» What is needed
Below is the data. Give it again, complete and exact.

── Provided information ──

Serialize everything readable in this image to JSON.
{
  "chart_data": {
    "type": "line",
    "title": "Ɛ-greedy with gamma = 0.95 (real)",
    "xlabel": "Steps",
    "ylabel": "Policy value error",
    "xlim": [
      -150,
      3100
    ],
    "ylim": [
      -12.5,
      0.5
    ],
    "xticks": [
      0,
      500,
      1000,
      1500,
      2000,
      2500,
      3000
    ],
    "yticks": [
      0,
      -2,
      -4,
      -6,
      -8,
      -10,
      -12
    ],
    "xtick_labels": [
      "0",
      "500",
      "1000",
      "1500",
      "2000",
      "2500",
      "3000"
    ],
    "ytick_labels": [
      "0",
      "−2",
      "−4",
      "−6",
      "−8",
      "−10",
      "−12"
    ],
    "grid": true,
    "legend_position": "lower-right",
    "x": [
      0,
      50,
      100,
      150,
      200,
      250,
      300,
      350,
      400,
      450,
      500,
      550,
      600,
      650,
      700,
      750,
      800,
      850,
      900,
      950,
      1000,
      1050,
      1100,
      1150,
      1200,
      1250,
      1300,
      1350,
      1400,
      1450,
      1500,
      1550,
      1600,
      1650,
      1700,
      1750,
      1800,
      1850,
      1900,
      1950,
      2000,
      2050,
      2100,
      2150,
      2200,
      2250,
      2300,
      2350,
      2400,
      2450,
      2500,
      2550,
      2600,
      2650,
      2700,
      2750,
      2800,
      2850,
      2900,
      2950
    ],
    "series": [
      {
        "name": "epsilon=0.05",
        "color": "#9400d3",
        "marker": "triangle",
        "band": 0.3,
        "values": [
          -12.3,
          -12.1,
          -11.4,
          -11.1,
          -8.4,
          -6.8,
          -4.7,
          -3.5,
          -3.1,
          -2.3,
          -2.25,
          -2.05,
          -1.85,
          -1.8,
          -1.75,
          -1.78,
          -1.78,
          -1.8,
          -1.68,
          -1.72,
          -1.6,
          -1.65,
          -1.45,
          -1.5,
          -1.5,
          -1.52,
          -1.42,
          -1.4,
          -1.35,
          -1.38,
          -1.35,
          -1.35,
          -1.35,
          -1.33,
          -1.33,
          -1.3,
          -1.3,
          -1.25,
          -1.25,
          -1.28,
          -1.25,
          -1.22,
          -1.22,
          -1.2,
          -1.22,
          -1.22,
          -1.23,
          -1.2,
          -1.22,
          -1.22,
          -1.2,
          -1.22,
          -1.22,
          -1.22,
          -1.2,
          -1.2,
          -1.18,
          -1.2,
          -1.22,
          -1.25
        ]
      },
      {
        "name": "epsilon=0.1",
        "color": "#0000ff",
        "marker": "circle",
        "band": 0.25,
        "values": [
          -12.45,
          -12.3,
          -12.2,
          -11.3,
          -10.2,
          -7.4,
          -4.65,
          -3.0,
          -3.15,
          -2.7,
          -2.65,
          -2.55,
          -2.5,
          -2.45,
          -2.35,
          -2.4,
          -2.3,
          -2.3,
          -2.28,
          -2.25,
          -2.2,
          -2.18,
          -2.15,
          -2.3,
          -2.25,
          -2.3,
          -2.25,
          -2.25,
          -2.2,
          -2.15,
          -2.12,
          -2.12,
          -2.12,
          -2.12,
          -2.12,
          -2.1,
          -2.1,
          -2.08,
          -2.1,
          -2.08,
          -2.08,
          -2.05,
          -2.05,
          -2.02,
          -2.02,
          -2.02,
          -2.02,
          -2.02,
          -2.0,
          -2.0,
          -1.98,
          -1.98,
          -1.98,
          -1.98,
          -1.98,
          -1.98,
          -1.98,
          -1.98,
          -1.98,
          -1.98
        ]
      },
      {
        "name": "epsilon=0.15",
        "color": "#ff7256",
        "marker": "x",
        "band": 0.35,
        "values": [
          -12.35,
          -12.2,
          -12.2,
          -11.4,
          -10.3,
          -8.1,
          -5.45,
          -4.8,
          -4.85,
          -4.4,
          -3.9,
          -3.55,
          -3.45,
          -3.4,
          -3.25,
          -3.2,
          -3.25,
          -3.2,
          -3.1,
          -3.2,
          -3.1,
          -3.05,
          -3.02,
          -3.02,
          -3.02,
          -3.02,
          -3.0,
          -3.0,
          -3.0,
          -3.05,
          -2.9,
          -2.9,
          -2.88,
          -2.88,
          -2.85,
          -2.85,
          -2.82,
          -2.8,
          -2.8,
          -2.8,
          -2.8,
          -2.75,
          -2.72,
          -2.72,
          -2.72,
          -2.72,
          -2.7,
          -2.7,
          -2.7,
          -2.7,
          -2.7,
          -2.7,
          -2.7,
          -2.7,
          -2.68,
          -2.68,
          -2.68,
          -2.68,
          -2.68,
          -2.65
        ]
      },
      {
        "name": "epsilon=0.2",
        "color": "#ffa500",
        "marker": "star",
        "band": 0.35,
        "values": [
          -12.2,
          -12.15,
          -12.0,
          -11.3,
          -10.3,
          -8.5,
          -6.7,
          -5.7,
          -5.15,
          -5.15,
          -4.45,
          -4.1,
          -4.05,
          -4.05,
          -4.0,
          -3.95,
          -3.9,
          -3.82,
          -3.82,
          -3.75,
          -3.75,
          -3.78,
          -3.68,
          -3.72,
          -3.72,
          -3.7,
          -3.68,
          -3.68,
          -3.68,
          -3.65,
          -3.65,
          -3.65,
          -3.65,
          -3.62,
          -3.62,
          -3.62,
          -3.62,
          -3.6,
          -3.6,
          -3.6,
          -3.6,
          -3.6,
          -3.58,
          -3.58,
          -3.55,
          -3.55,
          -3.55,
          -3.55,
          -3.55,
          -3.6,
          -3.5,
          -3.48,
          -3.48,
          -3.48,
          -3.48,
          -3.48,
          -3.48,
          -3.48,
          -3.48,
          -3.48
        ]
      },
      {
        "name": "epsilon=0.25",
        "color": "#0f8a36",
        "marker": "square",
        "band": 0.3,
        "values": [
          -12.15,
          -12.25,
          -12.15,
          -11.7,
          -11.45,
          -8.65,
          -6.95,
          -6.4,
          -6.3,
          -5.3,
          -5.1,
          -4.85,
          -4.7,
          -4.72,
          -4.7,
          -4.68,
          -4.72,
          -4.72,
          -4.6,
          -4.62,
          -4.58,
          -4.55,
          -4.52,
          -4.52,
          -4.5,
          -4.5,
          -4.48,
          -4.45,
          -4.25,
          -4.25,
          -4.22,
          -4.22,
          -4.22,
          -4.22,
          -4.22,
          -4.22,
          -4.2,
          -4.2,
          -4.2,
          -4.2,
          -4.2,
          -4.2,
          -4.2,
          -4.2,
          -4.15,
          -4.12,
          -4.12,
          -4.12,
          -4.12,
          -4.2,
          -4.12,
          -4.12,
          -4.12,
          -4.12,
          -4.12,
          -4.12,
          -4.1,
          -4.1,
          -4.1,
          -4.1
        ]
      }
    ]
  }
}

───

» Answer for the task
Serialize everything readable in this image to JSON.
{
  "chart_data": {
    "type": "line",
    "title": "Ɛ-greedy with gamma = 0.95 (real)",
    "xlabel": "Steps",
    "ylabel": "Policy value error",
    "xlim": [
      -150,
      3100
    ],
    "ylim": [
      -12.5,
      0.5
    ],
    "xticks": [
      0,
      500,
      1000,
      1500,
      2000,
      2500,
      3000
    ],
    "yticks": [
      0,
      -2,
      -4,
      -6,
      -8,
      -10,
      -12
    ],
    "xtick_labels": [
      "0",
      "500",
      "1000",
      "1500",
      "2000",
      "2500",
      "3000"
    ],
    "ytick_labels": [
      "0",
      "−2",
      "−4",
      "−6",
      "−8",
      "−10",
      "−12"
    ],
    "grid": true,
    "legend_position": "lower-right",
    "x": [
      0,
      50,
      100,
      150,
      200,
      250,
      300,
      350,
      400,
      450,
      500,
      550,
      600,
      650,
      700,
      750,
      800,
      850,
      900,
      950,
      1000,
      1050,
      1100,
      1150,
      1200,
      1250,
      1300,
      1350,
      1400,
      1450,
      1500,
      1550,
      1600,
      1650,
      1700,
      1750,
      1800,
      1850,
      1900,
      1950,
      2000,
      2050,
      2100,
      2150,
      2200,
      2250,
      2300,
      2350,
      2400,
      2450,
      2500,
      2550,
      2600,
      2650,
      2700,
      2750,
      2800,
      2850,
      2900,
      2950
    ],
    "series": [
      {
        "name": "epsilon=0.05",
        "color": "#9400d3",
        "marker": "triangle",
        "band": 0.3,
        "values": [
          -12.3,
          -12.1,
          -11.4,
          -11.1,
          -8.4,
          -6.8,
          -4.7,
          -3.5,
          -3.1,
          -2.3,
          -2.25,
          -2.05,
          -1.85,
          -1.8,
          -1.75,
          -1.78,
          -1.78,
          -1.8,
          -1.68,
          -1.72,
          -1.6,
          -1.65,
          -1.45,
          -1.5,
          -1.5,
          -1.52,
          -1.42,
          -1.4,
          -1.35,
          -1.38,
          -1.35,
          -1.35,
          -1.35,
          -1.33,
          -1.33,
          -1.3,
          -1.3,
          -1.25,
          -1.25,
          -1.28,
          -1.25,
          -1.22,
          -1.22,
          -1.2,
          -1.22,
          -1.22,
          -1.23,
          -1.2,
          -1.22,
          -1.22,
          -1.2,
          -1.22,
          -1.22,
          -1.22,
          -1.2,
          -1.2,
          -1.18,
          -1.2,
          -1.22,
          -1.25
        ]
      },
      {
        "name": "epsilon=0.1",
        "color": "#0000ff",
        "marker": "circle",
        "band": 0.25,
        "values": [
          -12.45,
          -12.3,
          -12.2,
          -11.3,
          -10.2,
          -7.4,
          -4.65,
          -3.0,
          -3.15,
          -2.7,
          -2.65,
          -2.55,
          -2.5,
          -2.45,
          -2.35,
          -2.4,
          -2.3,
          -2.3,
          -2.28,
          -2.25,
          -2.2,
          -2.18,
          -2.15,
          -2.3,
          -2.25,
          -2.3,
          -2.25,
          -2.25,
          -2.2,
          -2.15,
          -2.12,
          -2.12,
          -2.12,
          -2.12,
          -2.12,
          -2.1,
          -2.1,
          -2.08,
          -2.1,
          -2.08,
          -2.08,
          -2.05,
          -2.05,
          -2.02,
          -2.02,
          -2.02,
          -2.02,
          -2.02,
          -2.0,
          -2.0,
          -1.98,
          -1.98,
          -1.98,
          -1.98,
          -1.98,
          -1.98,
          -1.98,
          -1.98,
          -1.98,
          -1.98
        ]
      },
      {
        "name": "epsilon=0.15",
        "color": "#ff7256",
        "marker": "x",
        "band": 0.35,
        "values": [
          -12.35,
          -12.2,
          -12.2,
          -11.4,
          -10.3,
          -8.1,
          -5.45,
          -4.8,
          -4.85,
          -4.4,
          -3.9,
          -3.55,
          -3.45,
          -3.4,
          -3.25,
          -3.2,
          -3.25,
          -3.2,
          -3.1,
          -3.2,
          -3.1,
          -3.05,
          -3.02,
          -3.02,
          -3.02,
          -3.02,
          -3.0,
          -3.0,
          -3.0,
          -3.05,
          -2.9,
          -2.9,
          -2.88,
          -2.88,
          -2.85,
          -2.85,
          -2.82,
          -2.8,
          -2.8,
          -2.8,
          -2.8,
          -2.75,
          -2.72,
          -2.72,
          -2.72,
          -2.72,
          -2.7,
          -2.7,
          -2.7,
          -2.7,
          -2.7,
          -2.7,
          -2.7,
          -2.7,
          -2.68,
          -2.68,
          -2.68,
          -2.68,
          -2.68,
          -2.65
        ]
      },
      {
        "name": "epsilon=0.2",
        "color": "#ffa500",
        "marker": "star",
        "band": 0.35,
        "values": [
          -12.2,
          -12.15,
          -12.0,
          -11.3,
          -10.3,
          -8.5,
          -6.7,
          -5.7,
          -5.15,
          -5.15,
          -4.45,
          -4.1,
          -4.05,
          -4.05,
          -4.0,
          -3.95,
          -3.9,
          -3.82,
          -3.82,
          -3.75,
          -3.75,
          -3.78,
          -3.68,
          -3.72,
          -3.72,
          -3.7,
          -3.68,
          -3.68,
          -3.68,
          -3.65,
          -3.65,
          -3.65,
          -3.65,
          -3.62,
          -3.62,
          -3.62,
          -3.62,
          -3.6,
          -3.6,
          -3.6,
          -3.6,
          -3.6,
          -3.58,
          -3.58,
          -3.55,
          -3.55,
          -3.55,
          -3.55,
          -3.55,
          -3.6,
          -3.5,
          -3.48,
          -3.48,
          -3.48,
          -3.48,
          -3.48,
          -3.48,
          -3.48,
          -3.48,
          -3.48
        ]
      },
      {
        "name": "epsilon=0.25",
        "color": "#0f8a36",
        "marker": "square",
        "band": 0.3,
        "values": [
          -12.15,
          -12.25,
          -12.15,
          -11.7,
          -11.45,
          -8.65,
          -6.95,
          -6.4,
          -6.3,
          -5.3,
          -5.1,
          -4.85,
          -4.7,
          -4.72,
          -4.7,
          -4.68,
          -4.72,
          -4.72,
          -4.6,
          -4.62,
          -4.58,
          -4.55,
          -4.52,
          -4.52,
          -4.5,
          -4.5,
          -4.48,
          -4.45,
          -4.25,
          -4.25,
          -4.22,
          -4.22,
          -4.22,
          -4.22,
          -4.22,
          -4.22,
          -4.2,
          -4.2,
          -4.2,
          -4.2,
          -4.2,
          -4.2,
          -4.2,
          -4.2,
          -4.15,
          -4.12,
          -4.12,
          -4.12,
          -4.12,
          -4.2,
          -4.12,
          -4.12,
          -4.12,
          -4.12,
          -4.12,
          -4.12,
          -4.1,
          -4.1,
          -4.1,
          -4.1
        ]
      }
    ]
  }
}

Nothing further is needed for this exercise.